**** TEXTE SOURCE ****

Voici les clichés souvent véhiculés dans les médias. Régulièrement, le débat sur le voile revient sur la scène médiatique. Comme dernièrement avec la loi sur les séparatismes votée cet été. Ou dans des débats télévisés, notamment dans des émissions sur CNews ou BFMTV. Dans les faits, cette loi semble surtout viser les musulmans. Alors quel en est l’impact ? Comment les musulmans le vivent-ils ?

A Villeurbanne, nous avons posé la question du traitement médiatique de l’islam à des passants, à des musulmans et des associations.

Samir de Villeurbanne : « l’islam dans les médias, c’est toujours à sens unique »

A la question : « est que vous trouvez qu’on parle beaucoup de l’islam dans les médias ? », Jamila*, 50 ans, réagit :

« Oui, ils ont oublié leurs problèmes alors ils parlent de l’Islam. il suffit de voir une femme voilée pour qu’on parle que de ça. Pourtant la vierge Marie n’a jamais montré ses cheveux non plus. »

« Que ce soit l’islam, le christianisme, le judaïsme, s’ils nous laissent tranquilles on vivra mieux, mais pas chacun dans son coin, car justement ils veulent nous séparer », ajoute-t-elle.

Assis sur un banc près de Charpennes, à Villeurbanne, Samir* répond à son tour :

« Il y a que ça dans les médias, on nous stigmatise toujours alors qu’il y a des problèmes beaucoup plus graves. »

Interrogés ensuite sur la façon dont les médias parlent de l’islam et comment ils le perçoivent personnellement, les passants ont répondu :

« C’est toujours à sens unique pour nous taper dessus, sortir que le mauvais de l’islam alors que c’est une religion d’ouverture. Je me sens attaqué dans les médias, avec Zemmour et toute leur bande. Je préférerais qu’on évoque tout ce qui est vertueux dans l’islam, être ensemble, la paix. Pour moi tous ceux qui font des attentats ne sont pas des musulmans », poursuit Samir.

« Je trouve que c’est un peu exagéré, c’est trop. On en parle en négatif », affirme aussi Mathieu*.

Un peu plus loin dans le square en face de la place Wilson, un jeune homme, la trentaine, expose son point de vue :

« Les médias terrorisent un peu la population avec leur traitement de l’islam, comme ils font avec plein d’autres sujets. Il faut être assez intelligent pour prendre un peu de distance. » On fait trop d’amalgames, ça dépend d’où on vient et de quelle catégorie socio-professionnelle. J’ai toujours été entouré de toutes les religions. Moi je suis athée et je pense que chacun croit en ce qu’il veut. »

Une jeune maman avec ses enfants en poussette complète, à voix basse :

« C’est pour attiser le feu, je trouve pas ça très instructif, c’est pour garder les clivages. Je trouve que ça n’aide pas à avancer et à trouver des solutions pour vivre ensemble », .

« Moi je n’ai pas forcément d’amis qui pratiquent l’islam, donc je vais forcément avoir l’image qu’on me montre à la télé. Et si je reste sur ce qu’on me montre, je vais pas forcément avoir une image positive de l’islam. Maintenant de par ma propre vie et convictions je n’ai rien contre l’islam mais c’est vrai que je vais rester bloquée sur les images négatives qu’on voit à la télé. »

**** DONNÉES BRUTES ****

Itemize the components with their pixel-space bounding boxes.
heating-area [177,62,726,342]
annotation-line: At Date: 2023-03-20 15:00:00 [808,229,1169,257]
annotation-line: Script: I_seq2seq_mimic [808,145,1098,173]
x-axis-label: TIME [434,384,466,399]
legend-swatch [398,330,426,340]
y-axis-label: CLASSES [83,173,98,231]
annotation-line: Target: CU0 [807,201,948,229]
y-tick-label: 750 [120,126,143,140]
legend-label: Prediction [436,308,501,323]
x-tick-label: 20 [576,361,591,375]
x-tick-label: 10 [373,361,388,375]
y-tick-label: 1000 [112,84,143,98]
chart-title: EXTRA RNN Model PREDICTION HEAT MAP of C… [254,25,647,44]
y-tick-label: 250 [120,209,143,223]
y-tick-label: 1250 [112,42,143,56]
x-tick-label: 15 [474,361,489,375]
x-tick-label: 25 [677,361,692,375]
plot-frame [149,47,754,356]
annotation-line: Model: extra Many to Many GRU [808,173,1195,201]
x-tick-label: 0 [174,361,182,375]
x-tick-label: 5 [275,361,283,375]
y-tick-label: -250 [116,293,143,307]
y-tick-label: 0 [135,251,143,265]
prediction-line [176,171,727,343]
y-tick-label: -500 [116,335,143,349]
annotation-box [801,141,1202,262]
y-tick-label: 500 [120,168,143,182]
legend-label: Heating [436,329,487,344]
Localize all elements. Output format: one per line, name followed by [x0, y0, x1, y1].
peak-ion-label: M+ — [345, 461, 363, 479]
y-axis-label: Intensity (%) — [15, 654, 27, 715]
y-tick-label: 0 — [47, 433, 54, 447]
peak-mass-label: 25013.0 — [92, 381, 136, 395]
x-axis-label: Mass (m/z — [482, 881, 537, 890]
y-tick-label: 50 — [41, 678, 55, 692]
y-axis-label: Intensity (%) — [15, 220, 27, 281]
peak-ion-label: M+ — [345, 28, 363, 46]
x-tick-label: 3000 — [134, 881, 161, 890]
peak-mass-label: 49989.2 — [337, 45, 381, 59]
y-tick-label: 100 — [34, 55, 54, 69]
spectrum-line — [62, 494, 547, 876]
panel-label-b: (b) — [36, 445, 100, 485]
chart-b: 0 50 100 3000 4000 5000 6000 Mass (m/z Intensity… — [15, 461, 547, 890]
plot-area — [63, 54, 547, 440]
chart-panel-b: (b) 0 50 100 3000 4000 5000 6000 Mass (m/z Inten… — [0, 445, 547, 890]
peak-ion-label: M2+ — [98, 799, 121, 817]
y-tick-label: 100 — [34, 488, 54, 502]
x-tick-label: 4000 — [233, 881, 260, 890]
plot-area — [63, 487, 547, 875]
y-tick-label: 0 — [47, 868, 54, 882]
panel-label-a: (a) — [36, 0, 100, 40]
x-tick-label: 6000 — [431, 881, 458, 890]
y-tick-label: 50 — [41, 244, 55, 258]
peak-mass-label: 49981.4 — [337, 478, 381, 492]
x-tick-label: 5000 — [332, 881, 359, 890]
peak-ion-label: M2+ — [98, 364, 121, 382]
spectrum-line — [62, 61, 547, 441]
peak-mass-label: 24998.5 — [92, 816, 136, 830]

****

> **SÉRIE D'EXERCICES**:
A) Recopiez fidèlement le passage du texte sur l'islam dans les médias, en commençant aux mots « Assis sur un » et en vous arrêtant après les mots « affirme aussi Mathieu*. ».
B) Dans le texte sur l'islam dans les médias, où Samir est-il assis lorsqu'il répond ?
C) Poursuivez le texte sur le traitement médiatique de l'islam à partir de sa dernière phrase.

> **RÉPONSES PAR CONSIGNE**:
A)
Assis sur un banc près de Charpennes, à Villeurbanne, Samir* répond à son tour :

« Il y a que ça dans les médias, on nous stigmatise toujours alors qu’il y a des problèmes beaucoup plus graves. »

Interrogés ensuite sur la façon dont les médias parlent de l’islam et comment ils le perçoivent personnellement, les passants ont répondu :

« C’est toujours à sens unique pour nous taper dessus, sortir que le mauvais de l’islam alors que c’est une religion d’ouverture. Je me sens attaqué dans les médias, avec Zemmour et toute leur bande. Je préférerais qu’on évoque tout ce qui est vertueux dans l’islam, être ensemble, la paix. Pour moi tous ceux qui font des attentats ne sont pas des musulmans », poursuit Samir.

« Je trouve que c’est un peu exagéré, c’est trop. On en parle en négatif », affirme aussi Mathieu*.

B) Sur un banc près de Charpennes, à Villeurbanne.

C)
islam et médias
Le débat de BFM sur le voile. Capture d’écran

« Le traitement médiatique n’est pas égal quand ça parle de nous, musulmans »

L’association EMF (Etudiants musulmans de France) à Lyon est engagée dans la vie étudiante, pour créer des moments de convivialité mais aussi renforcer le vivre ensemble et organiser des moments de réflexion sur des sujets d’actualité. Deux bénévoles, Ramzi (étudiant en Master 2 de droit public), et Shana (consultant en énergie) sont venus donner leur point de vue sur le traitement médiatique de l’islam. Voir la vidéo ci-dessous :

“Je trouve le traitement médiatique de l’islam souvent injuste parce qu’on ne donne pas la parole aux personnes concernées. On donne la parole à des soit disant porte-parole qui ne sont pas légitimes et on les met en avant comme s’ils nous représentaient”, expose Ramzi.  

C’est à cette situation qu’avaient répondu des femmes voilées dans une vidéo du Huffington Post.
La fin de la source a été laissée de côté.